◆ REQUIRED WORK ◆
In the listing that follows, count the lines holding the word "lower" and report only that number.
-=-=-
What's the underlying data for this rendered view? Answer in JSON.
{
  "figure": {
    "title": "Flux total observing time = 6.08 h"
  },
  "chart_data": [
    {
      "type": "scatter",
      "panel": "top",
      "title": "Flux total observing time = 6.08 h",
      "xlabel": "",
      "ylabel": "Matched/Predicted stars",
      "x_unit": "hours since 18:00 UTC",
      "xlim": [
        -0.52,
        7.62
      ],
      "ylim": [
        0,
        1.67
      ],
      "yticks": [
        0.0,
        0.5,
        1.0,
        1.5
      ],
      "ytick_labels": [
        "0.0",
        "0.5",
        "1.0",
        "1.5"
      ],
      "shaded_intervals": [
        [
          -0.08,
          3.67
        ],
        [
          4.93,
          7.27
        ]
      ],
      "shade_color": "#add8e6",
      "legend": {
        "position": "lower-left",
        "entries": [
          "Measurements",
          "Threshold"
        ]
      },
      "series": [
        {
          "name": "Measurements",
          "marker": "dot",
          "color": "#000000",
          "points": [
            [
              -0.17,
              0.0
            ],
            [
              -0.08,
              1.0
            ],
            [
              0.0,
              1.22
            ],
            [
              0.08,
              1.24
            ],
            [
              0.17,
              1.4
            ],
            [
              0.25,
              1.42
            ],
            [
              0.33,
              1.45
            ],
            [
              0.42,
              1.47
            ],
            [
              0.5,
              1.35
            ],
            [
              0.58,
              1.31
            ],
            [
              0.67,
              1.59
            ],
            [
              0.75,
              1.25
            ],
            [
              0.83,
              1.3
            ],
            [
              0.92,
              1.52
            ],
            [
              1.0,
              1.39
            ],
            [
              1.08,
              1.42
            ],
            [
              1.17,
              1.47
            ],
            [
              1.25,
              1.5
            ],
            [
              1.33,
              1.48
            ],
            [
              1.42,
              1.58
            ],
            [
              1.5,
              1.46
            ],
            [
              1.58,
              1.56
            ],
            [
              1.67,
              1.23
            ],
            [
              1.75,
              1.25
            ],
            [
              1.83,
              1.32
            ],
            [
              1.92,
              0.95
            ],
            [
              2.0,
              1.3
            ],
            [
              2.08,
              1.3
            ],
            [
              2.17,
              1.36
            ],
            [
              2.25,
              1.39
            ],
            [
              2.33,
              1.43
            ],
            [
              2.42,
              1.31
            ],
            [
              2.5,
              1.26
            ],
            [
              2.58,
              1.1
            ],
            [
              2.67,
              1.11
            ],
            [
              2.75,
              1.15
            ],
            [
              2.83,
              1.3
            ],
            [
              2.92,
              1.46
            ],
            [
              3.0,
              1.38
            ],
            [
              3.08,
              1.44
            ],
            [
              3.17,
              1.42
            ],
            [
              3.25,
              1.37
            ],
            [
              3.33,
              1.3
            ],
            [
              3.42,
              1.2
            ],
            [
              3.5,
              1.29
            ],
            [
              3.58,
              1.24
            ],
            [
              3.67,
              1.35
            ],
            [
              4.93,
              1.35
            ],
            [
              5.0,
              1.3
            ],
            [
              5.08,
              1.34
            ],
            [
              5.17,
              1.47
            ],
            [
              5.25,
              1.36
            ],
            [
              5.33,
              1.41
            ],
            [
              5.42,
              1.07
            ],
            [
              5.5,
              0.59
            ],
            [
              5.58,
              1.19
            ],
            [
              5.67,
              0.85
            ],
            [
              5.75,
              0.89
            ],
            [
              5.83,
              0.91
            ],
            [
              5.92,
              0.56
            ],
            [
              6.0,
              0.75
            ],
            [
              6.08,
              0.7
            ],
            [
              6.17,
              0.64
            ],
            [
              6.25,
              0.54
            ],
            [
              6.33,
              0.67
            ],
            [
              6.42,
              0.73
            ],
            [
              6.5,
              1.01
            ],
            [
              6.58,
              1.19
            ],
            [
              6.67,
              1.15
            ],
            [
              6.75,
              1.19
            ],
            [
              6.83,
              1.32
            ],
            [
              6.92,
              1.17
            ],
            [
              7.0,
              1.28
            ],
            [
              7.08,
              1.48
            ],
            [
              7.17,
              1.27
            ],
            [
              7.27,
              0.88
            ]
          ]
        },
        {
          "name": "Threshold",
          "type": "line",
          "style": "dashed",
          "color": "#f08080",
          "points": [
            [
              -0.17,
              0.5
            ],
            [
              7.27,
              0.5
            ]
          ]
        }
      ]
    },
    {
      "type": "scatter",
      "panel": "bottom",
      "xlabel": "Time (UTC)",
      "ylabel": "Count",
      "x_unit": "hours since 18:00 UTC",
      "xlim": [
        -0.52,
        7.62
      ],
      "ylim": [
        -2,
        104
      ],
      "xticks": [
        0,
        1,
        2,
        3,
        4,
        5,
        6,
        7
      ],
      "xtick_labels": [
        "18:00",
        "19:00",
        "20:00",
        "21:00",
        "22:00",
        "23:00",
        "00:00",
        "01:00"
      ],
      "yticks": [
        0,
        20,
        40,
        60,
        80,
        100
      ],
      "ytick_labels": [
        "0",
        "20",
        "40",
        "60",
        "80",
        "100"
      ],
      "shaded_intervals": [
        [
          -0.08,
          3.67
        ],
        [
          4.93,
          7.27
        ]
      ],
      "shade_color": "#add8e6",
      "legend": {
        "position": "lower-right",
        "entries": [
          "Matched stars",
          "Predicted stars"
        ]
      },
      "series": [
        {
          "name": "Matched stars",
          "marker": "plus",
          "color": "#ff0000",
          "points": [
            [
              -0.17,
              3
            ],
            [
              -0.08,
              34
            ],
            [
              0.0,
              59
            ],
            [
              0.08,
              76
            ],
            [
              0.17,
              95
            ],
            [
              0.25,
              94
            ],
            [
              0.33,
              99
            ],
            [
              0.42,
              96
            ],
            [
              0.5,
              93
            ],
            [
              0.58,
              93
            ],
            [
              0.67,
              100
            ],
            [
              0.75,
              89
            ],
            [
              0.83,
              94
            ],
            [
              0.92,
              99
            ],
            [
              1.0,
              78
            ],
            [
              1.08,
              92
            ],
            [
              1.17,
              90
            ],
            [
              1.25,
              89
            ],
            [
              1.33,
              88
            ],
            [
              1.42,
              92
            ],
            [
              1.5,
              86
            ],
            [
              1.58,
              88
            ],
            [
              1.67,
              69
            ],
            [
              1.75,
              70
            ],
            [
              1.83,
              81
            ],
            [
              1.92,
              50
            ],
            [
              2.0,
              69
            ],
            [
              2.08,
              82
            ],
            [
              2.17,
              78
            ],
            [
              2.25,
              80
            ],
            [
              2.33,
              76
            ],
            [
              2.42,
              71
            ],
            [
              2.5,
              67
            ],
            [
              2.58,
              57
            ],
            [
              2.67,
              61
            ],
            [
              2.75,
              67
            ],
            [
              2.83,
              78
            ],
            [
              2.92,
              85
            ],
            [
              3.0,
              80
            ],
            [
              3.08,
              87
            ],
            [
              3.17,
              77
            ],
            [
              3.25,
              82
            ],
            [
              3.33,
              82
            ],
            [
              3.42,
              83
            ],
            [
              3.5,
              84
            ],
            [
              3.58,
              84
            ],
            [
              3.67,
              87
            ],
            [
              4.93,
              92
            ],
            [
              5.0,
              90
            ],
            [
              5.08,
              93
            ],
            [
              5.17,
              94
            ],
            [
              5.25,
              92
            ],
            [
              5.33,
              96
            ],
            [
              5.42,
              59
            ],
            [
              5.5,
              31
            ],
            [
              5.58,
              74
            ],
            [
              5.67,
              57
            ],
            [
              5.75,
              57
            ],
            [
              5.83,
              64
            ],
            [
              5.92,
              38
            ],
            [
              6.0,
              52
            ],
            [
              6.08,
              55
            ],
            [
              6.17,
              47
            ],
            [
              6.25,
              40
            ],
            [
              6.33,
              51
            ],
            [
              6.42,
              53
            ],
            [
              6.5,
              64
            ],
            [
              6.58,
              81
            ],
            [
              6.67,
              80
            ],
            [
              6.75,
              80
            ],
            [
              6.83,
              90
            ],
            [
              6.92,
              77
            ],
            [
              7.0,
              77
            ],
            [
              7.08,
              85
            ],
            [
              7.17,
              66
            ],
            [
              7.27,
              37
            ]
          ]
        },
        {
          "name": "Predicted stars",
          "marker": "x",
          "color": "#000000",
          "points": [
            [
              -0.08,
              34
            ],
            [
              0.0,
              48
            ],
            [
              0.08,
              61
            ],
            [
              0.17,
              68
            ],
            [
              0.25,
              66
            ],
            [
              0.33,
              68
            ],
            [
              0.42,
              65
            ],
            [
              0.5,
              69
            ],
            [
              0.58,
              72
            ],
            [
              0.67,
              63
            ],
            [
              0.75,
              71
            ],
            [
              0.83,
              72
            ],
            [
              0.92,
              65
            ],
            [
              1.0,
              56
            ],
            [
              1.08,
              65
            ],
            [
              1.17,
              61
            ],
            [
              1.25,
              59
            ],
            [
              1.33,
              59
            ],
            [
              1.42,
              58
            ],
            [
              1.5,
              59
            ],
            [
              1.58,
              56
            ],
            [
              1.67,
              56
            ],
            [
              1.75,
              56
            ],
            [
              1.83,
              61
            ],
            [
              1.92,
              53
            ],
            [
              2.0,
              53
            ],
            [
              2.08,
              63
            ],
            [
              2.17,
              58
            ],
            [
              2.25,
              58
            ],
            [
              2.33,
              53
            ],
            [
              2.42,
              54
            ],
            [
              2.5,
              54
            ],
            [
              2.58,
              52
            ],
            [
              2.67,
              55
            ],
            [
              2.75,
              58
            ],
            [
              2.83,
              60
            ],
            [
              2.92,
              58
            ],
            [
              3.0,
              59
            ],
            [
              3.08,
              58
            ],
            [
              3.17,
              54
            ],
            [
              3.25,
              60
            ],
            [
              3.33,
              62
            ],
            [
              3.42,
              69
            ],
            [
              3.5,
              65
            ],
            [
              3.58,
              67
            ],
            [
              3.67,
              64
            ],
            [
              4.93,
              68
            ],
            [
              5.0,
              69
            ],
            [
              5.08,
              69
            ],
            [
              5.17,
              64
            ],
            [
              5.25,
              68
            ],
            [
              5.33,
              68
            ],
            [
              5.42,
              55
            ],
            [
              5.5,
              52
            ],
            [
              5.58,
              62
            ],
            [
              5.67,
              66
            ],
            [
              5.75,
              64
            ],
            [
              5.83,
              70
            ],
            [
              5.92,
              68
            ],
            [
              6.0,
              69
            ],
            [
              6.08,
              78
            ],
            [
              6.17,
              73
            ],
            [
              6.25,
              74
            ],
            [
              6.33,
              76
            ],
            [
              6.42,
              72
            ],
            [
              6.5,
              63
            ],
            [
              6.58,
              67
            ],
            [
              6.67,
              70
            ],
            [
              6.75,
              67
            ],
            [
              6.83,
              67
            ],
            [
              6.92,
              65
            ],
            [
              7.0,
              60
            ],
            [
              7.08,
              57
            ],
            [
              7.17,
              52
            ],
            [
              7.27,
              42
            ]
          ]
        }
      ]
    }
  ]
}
-=-=-
◆ SOLUTION TO THE EXERCISE ◆
2